### Source data
___
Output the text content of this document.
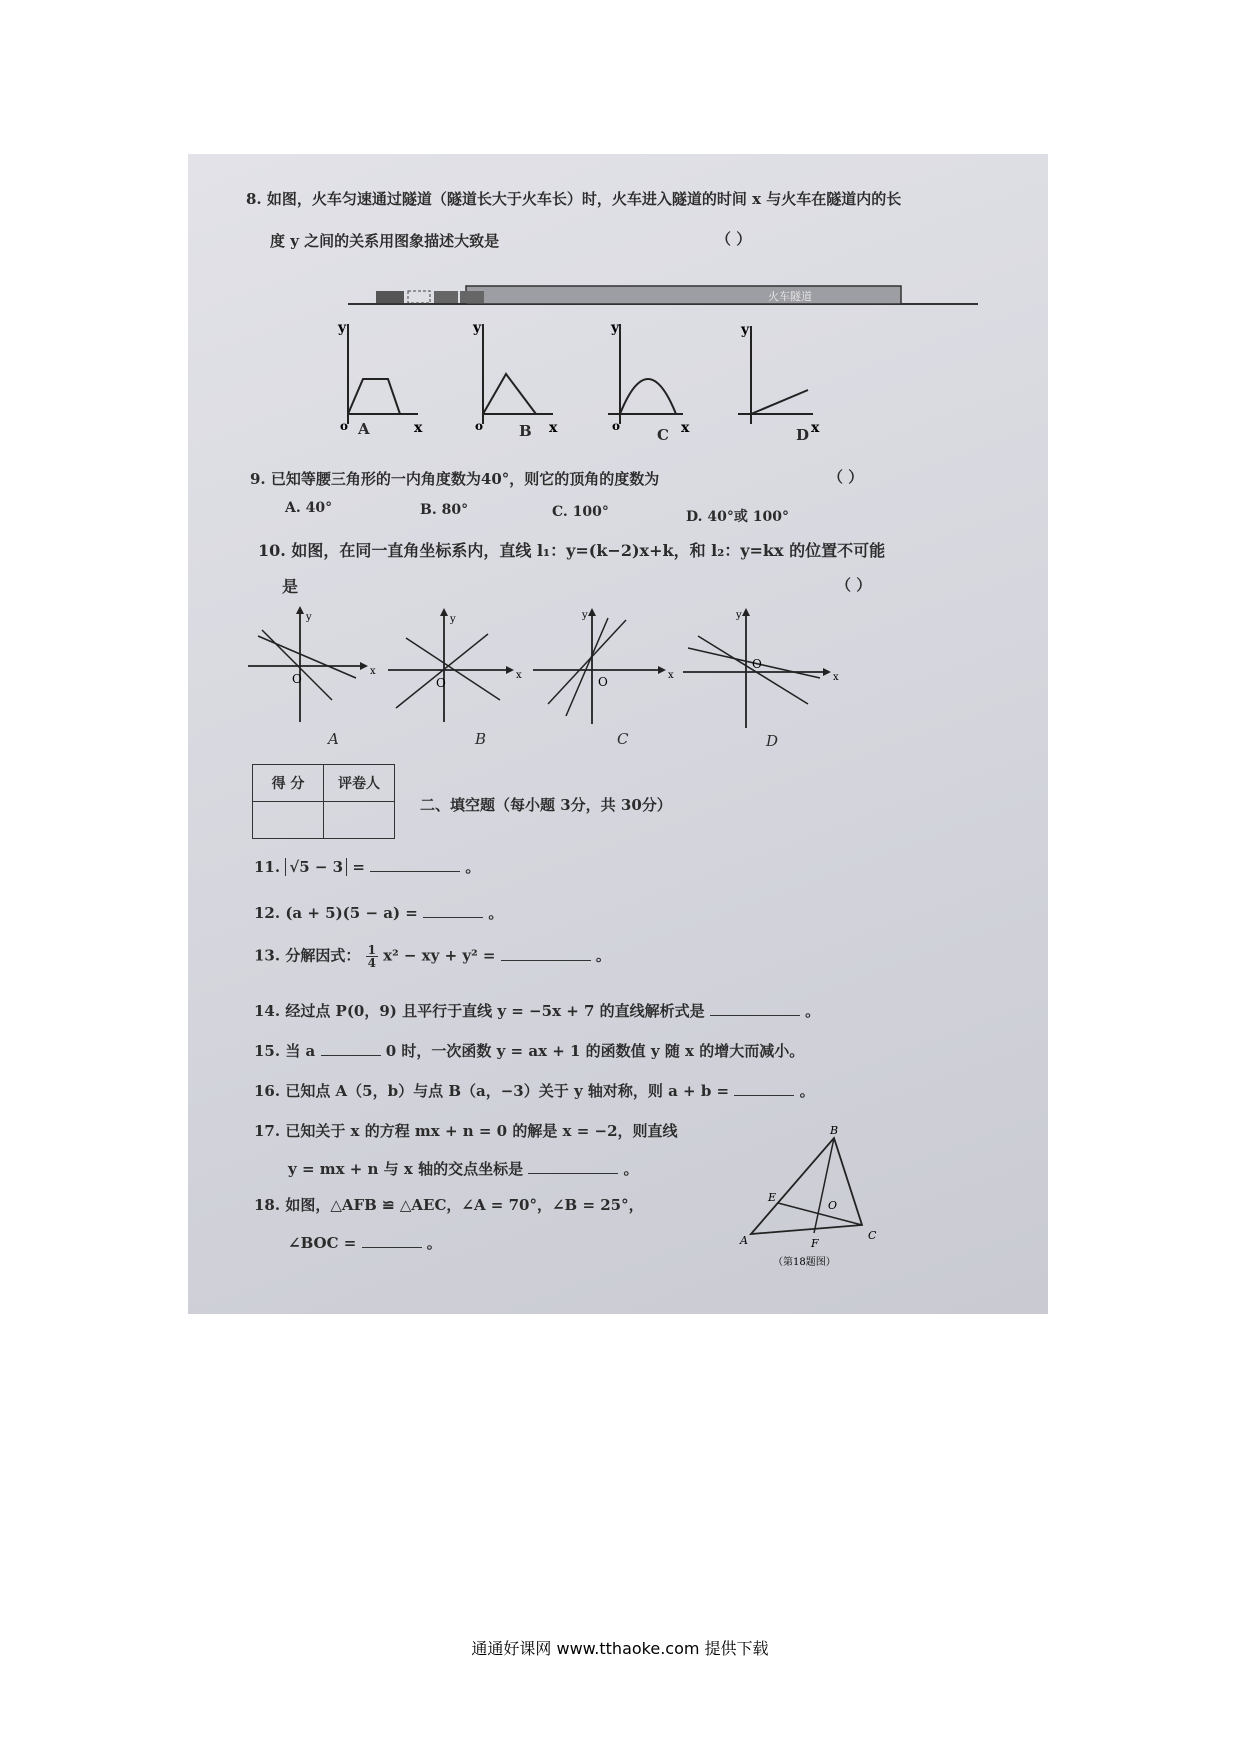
8. 如图，火车匀速通过隧道（隧道长大于火车长）时，火车进入隧道的时间 x 与火车在隧道内的长
度 y 之间的关系用图象描述大致是	（ ）
火车隧道
y
x
o
y
x
o
y
x
o
y
x
A	B	C	D
9. 已知等腰三角形的一内角度数为40°，则它的顶角的度数为	（ ）
A. 40°	B. 80°	C. 100°	D. 40°或 100°
10. 如图，在同一直角坐标系内，直线 l₁：y=(k−2)x+k，和 l₂：y=kx 的位置不可能
是	（ ）
y
x
O
y
x
O
y
x
O
y
x
O
A	B	C	D
得 分	评卷人

二、填空题（每小题 3分，共 30分）
11. √5 − 3 =	。
12. (a + 5)(5 − a) =	。
13. 分解因式： $\frac{1}{4} x^2$ − xy + y² =	。
14. 经过点 P(0，9) 且平行于直线 y = −5x + 7 的直线解析式是	。
15. 当 a	0 时，一次函数 y = ax + 1 的函数值 y 随 x 的增大而减小。
16. 已知点 A（5，b）与点 B（a，−3）关于 y 轴对称，则 a + b =	。
17. 已知关于 x 的方程 mx + n = 0 的解是 x = −2，则直线
y = mx + n 与 x 轴的交点坐标是	。
18. 如图，△AFB ≌ △AEC，∠A = 70°，∠B = 25°，
∠BOC =	。
B
E
O
A	F
C
（第18题图）
通通好课网 www.tthaoke.com 提供下载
___
### Goal
Reproduce every entry exactly, but omit each picture.

### Answer to the exercise
Output the text content of this document.
8. 如图，火车匀速通过隧道（隧道长大于火车长）时，火车进入隧道的时间 x 与火车在隧道内的长
度 y 之间的关系用图象描述大致是	（ ）
火车隧道
y
x
o
y
x
o
y
x
o
y
x
A	B	C	D
9. 已知等腰三角形的一内角度数为40°，则它的顶角的度数为	（ ）
A. 40°	B. 80°	C. 100°	D. 40°或 100°
10. 如图，在同一直角坐标系内，直线 l₁：y=(k−2)x+k，和 l₂：y=kx 的位置不可能
是	（ ）
y
x
O
y
x
O
y
x
O
y
x
O
A	B	C	D
得 分	评卷人

二、填空题（每小题 3分，共 30分）
11. √5 − 3 =	。
12. (a + 5)(5 − a) =	。
13. 分解因式： $\frac{1}{4} x^2$ − xy + y² =	。
14. 经过点 P(0，9) 且平行于直线 y = −5x + 7 的直线解析式是	。
15. 当 a	0 时，一次函数 y = ax + 1 的函数值 y 随 x 的增大而减小。
16. 已知点 A（5，b）与点 B（a，−3）关于 y 轴对称，则 a + b =	。
17. 已知关于 x 的方程 mx + n = 0 的解是 x = −2，则直线
y = mx + n 与 x 轴的交点坐标是	。
18. 如图，△AFB ≌ △AEC，∠A = 70°，∠B = 25°，
∠BOC =	。
B
E
O
A	F
C
（第18题图）
通通好课网 www.tthaoke.com 提供下载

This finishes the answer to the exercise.